• _PROBLEM STATEMENT_
Copy out the entries in full and with complete accuracy; pictures are excluded.

___ EXERCISE INPUTS

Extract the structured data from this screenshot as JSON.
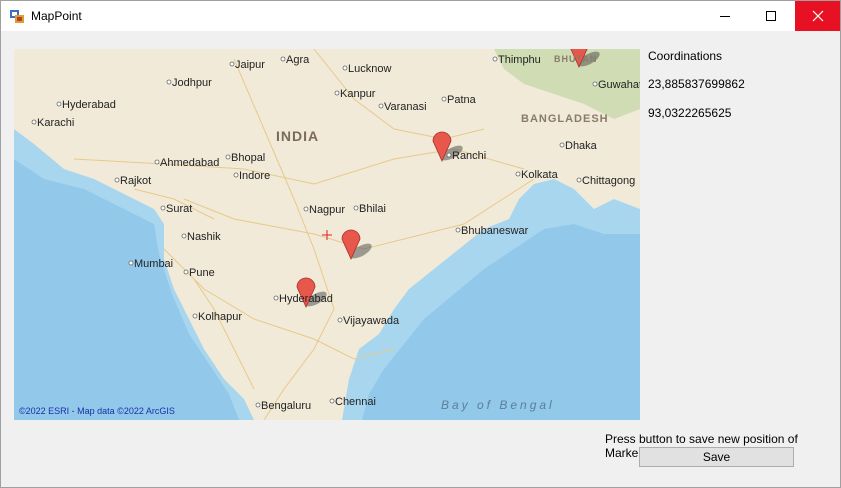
{
  "window": {
    "title": "MapPoint",
    "icon": "app-map-icon"
  },
  "caption_buttons": {
    "minimize_icon": "minimize-icon",
    "maximize_icon": "maximize-icon",
    "close_icon": "close-icon",
    "close_color": "#e81123"
  },
  "map": {
    "credit": "©2022 ESRI - Map data ©2022 ArcGIS",
    "country_label": "INDIA",
    "neighbor_labels": [
      "BANGLADESH",
      "BHUTAN"
    ],
    "water_label": "Bay of Bengal",
    "cities": [
      "Jaipur",
      "Agra",
      "Lucknow",
      "Thimphu",
      "Jodhpur",
      "Kanpur",
      "Guwahati",
      "Hyderabad",
      "Varanasi",
      "Patna",
      "Karachi",
      "Ranchi",
      "Dhaka",
      "Ahmedabad",
      "Bhopal",
      "Indore",
      "Kolkata",
      "Chittagong",
      "Rajkot",
      "Surat",
      "Nagpur",
      "Bhilai",
      "Bhubaneswar",
      "Nashik",
      "Mumbai",
      "Pune",
      "Hyderabad",
      "Kolhapur",
      "Vijayawada",
      "Bengaluru",
      "Chennai"
    ],
    "markers": [
      "map-marker",
      "map-marker",
      "map-marker",
      "map-marker"
    ],
    "crosshair": "crosshair-icon",
    "land_color": "#f1ead8",
    "water_color": "#a9d6ef",
    "marker_color": "#e8574b"
  },
  "sidebar": {
    "coord_label": "Coordinations",
    "latitude": "23,885837699862",
    "longitude": "93,0322265625"
  },
  "footer": {
    "hint": "Press button to save new position of Markers",
    "save_label": "Save"
  }
}
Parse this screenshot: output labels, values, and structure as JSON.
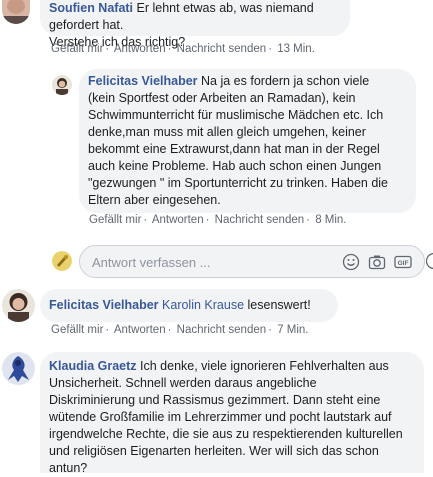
{
  "comments": [
    {
      "author": "Soufien Nafati",
      "text_lines": [
        "Er lehnt etwas ab, was niemand gefordert hat.",
        "Verstehe ich das richtig?"
      ],
      "actions": {
        "like": "Gefällt mir",
        "reply": "Antworten",
        "message": "Nachricht senden",
        "time": "13 Min."
      }
    },
    {
      "author": "Felicitas Vielhaber",
      "text_lines": [
        "Na ja es fordern ja schon viele",
        "(kein Sportfest oder Arbeiten an Ramadan), kein",
        "Schwimmunterricht für muslimische Mädchen etc. Ich",
        "denke,man muss mit allen gleich umgehen, keiner",
        "bekommt eine Extrawurst,dann hat man in der Regel",
        "auch keine Probleme. Hab auch schon einen Jungen",
        "\"gezwungen \" im Sportunterricht zu trinken. Haben die",
        "Eltern aber eingesehen."
      ],
      "actions": {
        "like": "Gefällt mir",
        "reply": "Antworten",
        "message": "Nachricht senden",
        "time": "8 Min."
      }
    },
    {
      "author": "Felicitas Vielhaber",
      "mention": "Karolin Krause",
      "text_lines": [
        "lesenswert!"
      ],
      "actions": {
        "like": "Gefällt mir",
        "reply": "Antworten",
        "message": "Nachricht senden",
        "time": "7 Min."
      }
    },
    {
      "author": "Klaudia Graetz",
      "text_lines": [
        "Ich denke, viele ignorieren Fehlverhalten aus",
        "Unsicherheit. Schnell werden daraus angebliche",
        "Diskriminierung und Rassismus gezimmert. Dann steht eine",
        "wütende Großfamilie im Lehrerzimmer und pocht lautstark auf",
        "irgendwelche Rechte, die sie aus zu respektierenden kulturellen",
        "und religiösen Eigenarten herleiten. Wer will sich das schon",
        "antun?"
      ]
    }
  ],
  "reply_input": {
    "placeholder": "Antwort verfassen ..."
  },
  "icons": [
    "emoji-icon",
    "camera-icon",
    "gif-icon",
    "sticker-icon"
  ],
  "colors": {
    "link": "#385898",
    "bubble": "#f2f3f5",
    "meta": "#606770"
  }
}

______

• _FINAL RESULT_
Extract the structured data from this screenshot as JSON.
{
  "window": {
    "title": "MapPoint",
    "icon": "app-map-icon"
  },
  "caption_buttons": {
    "minimize_icon": "minimize-icon",
    "maximize_icon": "maximize-icon",
    "close_icon": "close-icon",
    "close_color": "#e81123"
  },
  "map": {
    "credit": "©2022 ESRI - Map data ©2022 ArcGIS",
    "country_label": "INDIA",
    "neighbor_labels": [
      "BANGLADESH",
      "BHUTAN"
    ],
    "water_label": "Bay of Bengal",
    "cities": [
      "Jaipur",
      "Agra",
      "Lucknow",
      "Thimphu",
      "Jodhpur",
      "Kanpur",
      "Guwahati",
      "Hyderabad",
      "Varanasi",
      "Patna",
      "Karachi",
      "Ranchi",
      "Dhaka",
      "Ahmedabad",
      "Bhopal",
      "Indore",
      "Kolkata",
      "Chittagong",
      "Rajkot",
      "Surat",
      "Nagpur",
      "Bhilai",
      "Bhubaneswar",
      "Nashik",
      "Mumbai",
      "Pune",
      "Hyderabad",
      "Kolhapur",
      "Vijayawada",
      "Bengaluru",
      "Chennai"
    ],
    "markers": [
      "map-marker",
      "map-marker",
      "map-marker",
      "map-marker"
    ],
    "crosshair": "crosshair-icon",
    "land_color": "#f1ead8",
    "water_color": "#a9d6ef",
    "marker_color": "#e8574b"
  },
  "sidebar": {
    "coord_label": "Coordinations",
    "latitude": "23,885837699862",
    "longitude": "93,0322265625"
  },
  "footer": {
    "hint": "Press button to save new position of Markers",
    "save_label": "Save"
  }
}
Parse this screenshot: output labels, values, and structure as JSON.
{
  "comments": [
    {
      "author": "Soufien Nafati",
      "text_lines": [
        "Er lehnt etwas ab, was niemand gefordert hat.",
        "Verstehe ich das richtig?"
      ],
      "actions": {
        "like": "Gefällt mir",
        "reply": "Antworten",
        "message": "Nachricht senden",
        "time": "13 Min."
      }
    },
    {
      "author": "Felicitas Vielhaber",
      "text_lines": [
        "Na ja es fordern ja schon viele",
        "(kein Sportfest oder Arbeiten an Ramadan), kein",
        "Schwimmunterricht für muslimische Mädchen etc. Ich",
        "denke,man muss mit allen gleich umgehen, keiner",
        "bekommt eine Extrawurst,dann hat man in der Regel",
        "auch keine Probleme. Hab auch schon einen Jungen",
        "\"gezwungen \" im Sportunterricht zu trinken. Haben die",
        "Eltern aber eingesehen."
      ],
      "actions": {
        "like": "Gefällt mir",
        "reply": "Antworten",
        "message": "Nachricht senden",
        "time": "8 Min."
      }
    },
    {
      "author": "Felicitas Vielhaber",
      "mention": "Karolin Krause",
      "text_lines": [
        "lesenswert!"
      ],
      "actions": {
        "like": "Gefällt mir",
        "reply": "Antworten",
        "message": "Nachricht senden",
        "time": "7 Min."
      }
    },
    {
      "author": "Klaudia Graetz",
      "text_lines": [
        "Ich denke, viele ignorieren Fehlverhalten aus",
        "Unsicherheit. Schnell werden daraus angebliche",
        "Diskriminierung und Rassismus gezimmert. Dann steht eine",
        "wütende Großfamilie im Lehrerzimmer und pocht lautstark auf",
        "irgendwelche Rechte, die sie aus zu respektierenden kulturellen",
        "und religiösen Eigenarten herleiten. Wer will sich das schon",
        "antun?"
      ]
    }
  ],
  "reply_input": {
    "placeholder": "Antwort verfassen ..."
  },
  "icons": [
    "emoji-icon",
    "camera-icon",
    "gif-icon",
    "sticker-icon"
  ],
  "colors": {
    "link": "#385898",
    "bubble": "#f2f3f5",
    "meta": "#606770"
  }
}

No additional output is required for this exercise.